▸ Dataset:
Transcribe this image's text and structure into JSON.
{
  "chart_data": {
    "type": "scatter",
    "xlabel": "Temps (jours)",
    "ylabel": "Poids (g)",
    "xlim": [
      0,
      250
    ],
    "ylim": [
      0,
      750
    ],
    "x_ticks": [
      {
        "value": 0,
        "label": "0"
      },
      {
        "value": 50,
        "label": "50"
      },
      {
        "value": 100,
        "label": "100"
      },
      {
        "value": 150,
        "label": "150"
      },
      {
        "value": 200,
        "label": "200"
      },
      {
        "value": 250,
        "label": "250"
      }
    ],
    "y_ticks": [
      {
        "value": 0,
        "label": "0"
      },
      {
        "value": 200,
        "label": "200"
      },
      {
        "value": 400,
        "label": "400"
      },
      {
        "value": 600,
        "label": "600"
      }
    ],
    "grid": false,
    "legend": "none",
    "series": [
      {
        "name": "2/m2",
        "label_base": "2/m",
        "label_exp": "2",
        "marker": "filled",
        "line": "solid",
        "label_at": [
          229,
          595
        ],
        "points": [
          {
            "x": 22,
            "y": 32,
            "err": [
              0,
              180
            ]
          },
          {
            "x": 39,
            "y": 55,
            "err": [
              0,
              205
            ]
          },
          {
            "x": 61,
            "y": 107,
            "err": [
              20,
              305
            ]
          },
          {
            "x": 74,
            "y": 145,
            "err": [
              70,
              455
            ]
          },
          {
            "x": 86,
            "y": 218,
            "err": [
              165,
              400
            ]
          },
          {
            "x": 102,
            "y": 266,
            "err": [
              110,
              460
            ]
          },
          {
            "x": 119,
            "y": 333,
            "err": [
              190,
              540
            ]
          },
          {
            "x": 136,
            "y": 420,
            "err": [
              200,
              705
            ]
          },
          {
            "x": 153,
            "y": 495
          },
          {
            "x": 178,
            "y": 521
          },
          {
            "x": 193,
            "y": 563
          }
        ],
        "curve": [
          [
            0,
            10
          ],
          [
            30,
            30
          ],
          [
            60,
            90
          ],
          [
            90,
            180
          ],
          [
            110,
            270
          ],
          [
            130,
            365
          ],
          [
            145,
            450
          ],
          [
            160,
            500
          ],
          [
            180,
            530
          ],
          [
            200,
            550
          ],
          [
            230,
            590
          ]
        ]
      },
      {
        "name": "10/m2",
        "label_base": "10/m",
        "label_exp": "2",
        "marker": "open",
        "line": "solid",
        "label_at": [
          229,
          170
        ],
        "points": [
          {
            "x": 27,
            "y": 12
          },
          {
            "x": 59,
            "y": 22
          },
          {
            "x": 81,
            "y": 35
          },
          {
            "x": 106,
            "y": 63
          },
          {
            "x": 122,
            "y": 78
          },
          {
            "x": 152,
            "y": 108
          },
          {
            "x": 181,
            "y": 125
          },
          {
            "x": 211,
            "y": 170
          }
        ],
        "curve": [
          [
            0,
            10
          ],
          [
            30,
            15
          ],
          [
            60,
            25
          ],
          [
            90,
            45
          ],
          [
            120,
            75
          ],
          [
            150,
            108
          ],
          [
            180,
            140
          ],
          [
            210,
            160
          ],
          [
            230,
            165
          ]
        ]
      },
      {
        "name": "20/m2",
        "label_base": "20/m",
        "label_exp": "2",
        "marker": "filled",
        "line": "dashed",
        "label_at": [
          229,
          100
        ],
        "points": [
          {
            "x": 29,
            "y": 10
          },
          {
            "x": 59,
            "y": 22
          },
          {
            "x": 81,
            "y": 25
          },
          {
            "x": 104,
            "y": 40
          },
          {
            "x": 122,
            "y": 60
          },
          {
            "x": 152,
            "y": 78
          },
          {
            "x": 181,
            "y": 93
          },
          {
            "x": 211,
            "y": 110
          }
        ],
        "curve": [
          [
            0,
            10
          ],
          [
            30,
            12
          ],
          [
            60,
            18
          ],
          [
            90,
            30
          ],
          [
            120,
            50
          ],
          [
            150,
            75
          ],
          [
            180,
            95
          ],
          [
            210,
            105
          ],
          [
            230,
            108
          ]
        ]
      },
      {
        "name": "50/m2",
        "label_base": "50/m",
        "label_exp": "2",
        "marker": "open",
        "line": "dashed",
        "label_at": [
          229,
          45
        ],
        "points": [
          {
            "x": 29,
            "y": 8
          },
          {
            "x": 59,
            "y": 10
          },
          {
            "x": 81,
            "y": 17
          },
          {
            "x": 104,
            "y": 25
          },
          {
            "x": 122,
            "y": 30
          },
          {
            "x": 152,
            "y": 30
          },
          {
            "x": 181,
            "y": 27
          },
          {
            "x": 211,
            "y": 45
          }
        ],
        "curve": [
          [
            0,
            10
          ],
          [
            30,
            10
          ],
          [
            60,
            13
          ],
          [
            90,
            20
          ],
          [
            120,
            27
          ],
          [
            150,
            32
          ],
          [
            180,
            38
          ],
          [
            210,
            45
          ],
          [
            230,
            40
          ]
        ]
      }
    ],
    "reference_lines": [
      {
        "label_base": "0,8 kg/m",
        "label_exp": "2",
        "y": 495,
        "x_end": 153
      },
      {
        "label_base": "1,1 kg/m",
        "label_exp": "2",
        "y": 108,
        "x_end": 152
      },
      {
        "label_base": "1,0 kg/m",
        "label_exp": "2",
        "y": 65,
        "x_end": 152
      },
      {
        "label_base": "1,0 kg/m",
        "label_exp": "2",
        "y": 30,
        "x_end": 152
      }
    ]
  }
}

▸ Written problem: Go through the entries above and count the lines containing the word "name"; give only that count.

▸ Worked solution: 4